Element and box listings
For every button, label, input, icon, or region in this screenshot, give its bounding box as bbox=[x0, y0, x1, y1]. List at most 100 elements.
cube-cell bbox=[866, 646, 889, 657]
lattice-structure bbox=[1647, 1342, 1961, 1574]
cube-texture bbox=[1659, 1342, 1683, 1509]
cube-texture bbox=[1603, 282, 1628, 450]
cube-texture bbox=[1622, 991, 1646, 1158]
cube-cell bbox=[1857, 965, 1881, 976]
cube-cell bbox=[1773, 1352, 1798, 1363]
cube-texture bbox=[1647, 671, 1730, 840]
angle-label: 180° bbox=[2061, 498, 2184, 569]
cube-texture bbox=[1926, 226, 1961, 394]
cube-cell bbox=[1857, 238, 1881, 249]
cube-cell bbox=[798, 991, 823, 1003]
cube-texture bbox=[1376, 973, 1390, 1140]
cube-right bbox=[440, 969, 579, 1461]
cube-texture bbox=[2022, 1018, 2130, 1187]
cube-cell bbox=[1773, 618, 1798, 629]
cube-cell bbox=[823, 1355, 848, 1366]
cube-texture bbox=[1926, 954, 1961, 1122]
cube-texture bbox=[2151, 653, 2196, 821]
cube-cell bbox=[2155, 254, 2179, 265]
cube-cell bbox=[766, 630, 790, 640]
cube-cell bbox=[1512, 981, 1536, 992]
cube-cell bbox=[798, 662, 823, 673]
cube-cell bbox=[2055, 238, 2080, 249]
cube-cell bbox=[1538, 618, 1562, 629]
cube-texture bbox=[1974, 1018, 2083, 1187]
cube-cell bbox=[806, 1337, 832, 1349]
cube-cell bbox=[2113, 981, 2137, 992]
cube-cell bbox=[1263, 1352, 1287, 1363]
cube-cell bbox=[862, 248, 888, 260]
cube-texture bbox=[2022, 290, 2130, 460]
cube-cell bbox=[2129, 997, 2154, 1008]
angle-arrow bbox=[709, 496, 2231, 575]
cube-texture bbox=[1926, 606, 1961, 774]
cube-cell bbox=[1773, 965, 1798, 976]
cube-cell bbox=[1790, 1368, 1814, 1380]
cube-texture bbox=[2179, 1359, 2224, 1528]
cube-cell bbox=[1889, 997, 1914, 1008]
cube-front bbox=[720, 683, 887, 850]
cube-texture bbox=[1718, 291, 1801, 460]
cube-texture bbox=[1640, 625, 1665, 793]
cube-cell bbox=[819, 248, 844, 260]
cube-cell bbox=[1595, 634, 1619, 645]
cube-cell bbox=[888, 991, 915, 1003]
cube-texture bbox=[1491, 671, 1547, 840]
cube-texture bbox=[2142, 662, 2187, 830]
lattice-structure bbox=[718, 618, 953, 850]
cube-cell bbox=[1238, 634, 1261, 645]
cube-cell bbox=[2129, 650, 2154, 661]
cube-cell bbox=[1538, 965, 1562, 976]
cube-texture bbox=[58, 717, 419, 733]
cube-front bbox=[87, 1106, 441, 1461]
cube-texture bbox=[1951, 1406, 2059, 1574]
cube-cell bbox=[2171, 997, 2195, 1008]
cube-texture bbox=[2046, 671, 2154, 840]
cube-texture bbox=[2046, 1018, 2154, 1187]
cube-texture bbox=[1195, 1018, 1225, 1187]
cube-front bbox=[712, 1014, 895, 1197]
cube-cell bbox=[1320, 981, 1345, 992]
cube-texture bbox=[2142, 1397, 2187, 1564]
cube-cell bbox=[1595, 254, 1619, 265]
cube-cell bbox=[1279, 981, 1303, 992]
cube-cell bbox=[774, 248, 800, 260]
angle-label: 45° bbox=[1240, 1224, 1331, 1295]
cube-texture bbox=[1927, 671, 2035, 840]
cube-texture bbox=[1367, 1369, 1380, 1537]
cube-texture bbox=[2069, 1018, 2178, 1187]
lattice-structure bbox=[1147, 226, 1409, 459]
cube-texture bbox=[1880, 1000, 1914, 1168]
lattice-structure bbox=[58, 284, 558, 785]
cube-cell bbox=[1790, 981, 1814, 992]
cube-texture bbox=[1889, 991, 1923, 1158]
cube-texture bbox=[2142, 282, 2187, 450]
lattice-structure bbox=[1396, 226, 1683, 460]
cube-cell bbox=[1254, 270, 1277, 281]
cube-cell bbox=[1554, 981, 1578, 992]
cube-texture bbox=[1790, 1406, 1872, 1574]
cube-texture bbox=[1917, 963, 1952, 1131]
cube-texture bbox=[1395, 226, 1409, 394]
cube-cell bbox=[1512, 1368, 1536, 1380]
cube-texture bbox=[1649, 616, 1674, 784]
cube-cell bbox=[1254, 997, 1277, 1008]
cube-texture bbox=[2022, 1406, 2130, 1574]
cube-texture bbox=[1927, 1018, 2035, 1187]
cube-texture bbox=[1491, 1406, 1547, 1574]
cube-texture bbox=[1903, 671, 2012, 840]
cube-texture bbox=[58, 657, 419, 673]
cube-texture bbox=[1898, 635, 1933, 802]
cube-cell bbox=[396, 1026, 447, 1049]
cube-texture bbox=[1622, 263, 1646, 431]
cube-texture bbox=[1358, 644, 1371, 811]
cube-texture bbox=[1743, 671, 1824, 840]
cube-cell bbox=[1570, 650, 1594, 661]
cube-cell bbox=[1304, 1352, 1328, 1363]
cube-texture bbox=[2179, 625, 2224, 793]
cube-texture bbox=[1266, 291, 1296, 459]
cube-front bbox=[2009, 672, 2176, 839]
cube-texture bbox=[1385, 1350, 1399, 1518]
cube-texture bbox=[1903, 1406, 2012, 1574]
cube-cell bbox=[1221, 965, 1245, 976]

The problem: Please go through the lines above and replace "cube-texture" with "cube-pattern" wherever it occurs, leaving everything else unchanged.

Answer to this task:
For every button, label, input, icon, or region in this screenshot, give its bounding box as bbox=[x0, y0, x1, y1]. List at most 100 elements.
cube-cell bbox=[866, 646, 889, 657]
lattice-structure bbox=[1647, 1342, 1961, 1574]
cube-pattern bbox=[1659, 1342, 1683, 1509]
cube-pattern bbox=[1603, 282, 1628, 450]
cube-pattern bbox=[1622, 991, 1646, 1158]
cube-cell bbox=[1857, 965, 1881, 976]
cube-cell bbox=[1773, 1352, 1798, 1363]
cube-pattern bbox=[1647, 671, 1730, 840]
angle-label: 180° bbox=[2061, 498, 2184, 569]
cube-pattern bbox=[1926, 226, 1961, 394]
cube-cell bbox=[1857, 238, 1881, 249]
cube-cell bbox=[798, 991, 823, 1003]
cube-pattern bbox=[1376, 973, 1390, 1140]
cube-right bbox=[440, 969, 579, 1461]
cube-pattern bbox=[2022, 1018, 2130, 1187]
cube-cell bbox=[1773, 618, 1798, 629]
cube-cell bbox=[823, 1355, 848, 1366]
cube-pattern bbox=[1926, 954, 1961, 1122]
cube-pattern bbox=[2151, 653, 2196, 821]
cube-cell bbox=[2155, 254, 2179, 265]
cube-cell bbox=[766, 630, 790, 640]
cube-cell bbox=[1512, 981, 1536, 992]
cube-cell bbox=[798, 662, 823, 673]
cube-cell bbox=[2055, 238, 2080, 249]
cube-cell bbox=[1538, 618, 1562, 629]
cube-pattern bbox=[1974, 1018, 2083, 1187]
cube-cell bbox=[806, 1337, 832, 1349]
cube-cell bbox=[2113, 981, 2137, 992]
cube-cell bbox=[1263, 1352, 1287, 1363]
cube-cell bbox=[862, 248, 888, 260]
cube-pattern bbox=[2022, 290, 2130, 460]
cube-cell bbox=[2129, 997, 2154, 1008]
angle-arrow bbox=[709, 496, 2231, 575]
cube-pattern bbox=[1926, 606, 1961, 774]
cube-cell bbox=[1773, 965, 1798, 976]
cube-cell bbox=[1790, 1368, 1814, 1380]
cube-pattern bbox=[2179, 1359, 2224, 1528]
cube-cell bbox=[1889, 997, 1914, 1008]
cube-front bbox=[720, 683, 887, 850]
cube-pattern bbox=[1718, 291, 1801, 460]
cube-pattern bbox=[1640, 625, 1665, 793]
cube-cell bbox=[819, 248, 844, 260]
cube-cell bbox=[1595, 634, 1619, 645]
cube-cell bbox=[888, 991, 915, 1003]
cube-pattern bbox=[1491, 671, 1547, 840]
cube-pattern bbox=[2142, 662, 2187, 830]
lattice-structure bbox=[718, 618, 953, 850]
cube-cell bbox=[1238, 634, 1261, 645]
cube-cell bbox=[2129, 650, 2154, 661]
cube-cell bbox=[1538, 965, 1562, 976]
cube-pattern bbox=[58, 717, 419, 733]
cube-front bbox=[87, 1106, 441, 1461]
cube-pattern bbox=[1951, 1406, 2059, 1574]
cube-cell bbox=[2171, 997, 2195, 1008]
cube-pattern bbox=[2046, 671, 2154, 840]
cube-pattern bbox=[2046, 1018, 2154, 1187]
cube-pattern bbox=[1195, 1018, 1225, 1187]
cube-front bbox=[712, 1014, 895, 1197]
cube-cell bbox=[1320, 981, 1345, 992]
cube-pattern bbox=[2142, 1397, 2187, 1564]
cube-cell bbox=[1595, 254, 1619, 265]
cube-cell bbox=[1279, 981, 1303, 992]
cube-cell bbox=[774, 248, 800, 260]
angle-label: 45° bbox=[1240, 1224, 1331, 1295]
cube-pattern bbox=[1927, 671, 2035, 840]
cube-pattern bbox=[1367, 1369, 1380, 1537]
cube-pattern bbox=[2069, 1018, 2178, 1187]
lattice-structure bbox=[1147, 226, 1409, 459]
cube-pattern bbox=[1880, 1000, 1914, 1168]
lattice-structure bbox=[58, 284, 558, 785]
cube-cell bbox=[1790, 981, 1814, 992]
cube-pattern bbox=[1889, 991, 1923, 1158]
cube-pattern bbox=[2142, 282, 2187, 450]
lattice-structure bbox=[1396, 226, 1683, 460]
cube-cell bbox=[1254, 270, 1277, 281]
cube-cell bbox=[1554, 981, 1578, 992]
cube-pattern bbox=[1790, 1406, 1872, 1574]
cube-pattern bbox=[1917, 963, 1952, 1131]
cube-pattern bbox=[1395, 226, 1409, 394]
cube-cell bbox=[1512, 1368, 1536, 1380]
cube-pattern bbox=[1649, 616, 1674, 784]
cube-cell bbox=[1254, 997, 1277, 1008]
cube-pattern bbox=[2022, 1406, 2130, 1574]
cube-pattern bbox=[1927, 1018, 2035, 1187]
cube-pattern bbox=[1491, 1406, 1547, 1574]
cube-pattern bbox=[1903, 671, 2012, 840]
cube-pattern bbox=[58, 657, 419, 673]
cube-pattern bbox=[1898, 635, 1933, 802]
cube-cell bbox=[396, 1026, 447, 1049]
cube-pattern bbox=[1622, 263, 1646, 431]
cube-pattern bbox=[1358, 644, 1371, 811]
cube-pattern bbox=[1743, 671, 1824, 840]
cube-cell bbox=[1570, 650, 1594, 661]
cube-cell bbox=[1304, 1352, 1328, 1363]
cube-pattern bbox=[2179, 625, 2224, 793]
cube-pattern bbox=[1266, 291, 1296, 459]
cube-front bbox=[2009, 672, 2176, 839]
cube-pattern bbox=[1385, 1350, 1399, 1518]
cube-pattern bbox=[1903, 1406, 2012, 1574]
cube-cell bbox=[1221, 965, 1245, 976]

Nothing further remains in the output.